- [Short task] Here are some records; return them all exactly.

Figure content listings
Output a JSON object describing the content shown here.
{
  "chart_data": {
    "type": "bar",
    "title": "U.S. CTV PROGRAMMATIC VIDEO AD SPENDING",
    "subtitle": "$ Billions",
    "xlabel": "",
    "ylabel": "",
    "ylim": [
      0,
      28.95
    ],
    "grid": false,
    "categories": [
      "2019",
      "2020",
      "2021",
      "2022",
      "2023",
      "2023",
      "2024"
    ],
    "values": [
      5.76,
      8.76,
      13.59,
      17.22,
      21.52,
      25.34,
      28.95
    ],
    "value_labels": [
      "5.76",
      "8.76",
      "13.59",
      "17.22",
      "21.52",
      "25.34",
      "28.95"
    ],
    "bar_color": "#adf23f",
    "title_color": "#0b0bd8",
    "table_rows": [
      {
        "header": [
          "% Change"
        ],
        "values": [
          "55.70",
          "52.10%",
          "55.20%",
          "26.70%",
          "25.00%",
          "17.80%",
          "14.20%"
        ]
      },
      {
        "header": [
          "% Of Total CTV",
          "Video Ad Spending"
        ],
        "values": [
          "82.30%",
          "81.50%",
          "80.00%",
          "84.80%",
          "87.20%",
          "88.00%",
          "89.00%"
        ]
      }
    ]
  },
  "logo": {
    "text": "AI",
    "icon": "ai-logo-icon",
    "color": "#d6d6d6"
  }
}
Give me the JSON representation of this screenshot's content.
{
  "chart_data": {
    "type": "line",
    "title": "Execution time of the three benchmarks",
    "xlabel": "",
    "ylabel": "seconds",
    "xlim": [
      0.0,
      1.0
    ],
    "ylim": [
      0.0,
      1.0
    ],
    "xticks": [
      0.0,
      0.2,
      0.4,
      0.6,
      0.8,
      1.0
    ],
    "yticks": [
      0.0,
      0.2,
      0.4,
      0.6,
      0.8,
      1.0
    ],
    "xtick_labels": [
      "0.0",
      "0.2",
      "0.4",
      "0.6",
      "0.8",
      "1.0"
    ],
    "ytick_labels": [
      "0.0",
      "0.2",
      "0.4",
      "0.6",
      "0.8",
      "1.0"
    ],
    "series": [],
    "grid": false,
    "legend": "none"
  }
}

- [Response for this exercise]
Output a JSON object describing the content shown here.
{
  "chart_data": {
    "type": "bar",
    "title": "U.S. CTV PROGRAMMATIC VIDEO AD SPENDING",
    "subtitle": "$ Billions",
    "xlabel": "",
    "ylabel": "",
    "ylim": [
      0,
      28.95
    ],
    "grid": false,
    "categories": [
      "2019",
      "2020",
      "2021",
      "2022",
      "2023",
      "2023",
      "2024"
    ],
    "values": [
      5.76,
      8.76,
      13.59,
      17.22,
      21.52,
      25.34,
      28.95
    ],
    "value_labels": [
      "5.76",
      "8.76",
      "13.59",
      "17.22",
      "21.52",
      "25.34",
      "28.95"
    ],
    "bar_color": "#adf23f",
    "title_color": "#0b0bd8",
    "table_rows": [
      {
        "header": [
          "% Change"
        ],
        "values": [
          "55.70",
          "52.10%",
          "55.20%",
          "26.70%",
          "25.00%",
          "17.80%",
          "14.20%"
        ]
      },
      {
        "header": [
          "% Of Total CTV",
          "Video Ad Spending"
        ],
        "values": [
          "82.30%",
          "81.50%",
          "80.00%",
          "84.80%",
          "87.20%",
          "88.00%",
          "89.00%"
        ]
      }
    ]
  },
  "logo": {
    "text": "AI",
    "icon": "ai-logo-icon",
    "color": "#d6d6d6"
  }
}
Give me the JSON representation of this screenshot's content.
{
  "chart_data": {
    "type": "line",
    "title": "Execution time of the three benchmarks",
    "xlabel": "",
    "ylabel": "seconds",
    "xlim": [
      0.0,
      1.0
    ],
    "ylim": [
      0.0,
      1.0
    ],
    "xticks": [
      0.0,
      0.2,
      0.4,
      0.6,
      0.8,
      1.0
    ],
    "yticks": [
      0.0,
      0.2,
      0.4,
      0.6,
      0.8,
      1.0
    ],
    "xtick_labels": [
      "0.0",
      "0.2",
      "0.4",
      "0.6",
      "0.8",
      "1.0"
    ],
    "ytick_labels": [
      "0.0",
      "0.2",
      "0.4",
      "0.6",
      "0.8",
      "1.0"
    ],
    "series": [],
    "grid": false,
    "legend": "none"
  }
}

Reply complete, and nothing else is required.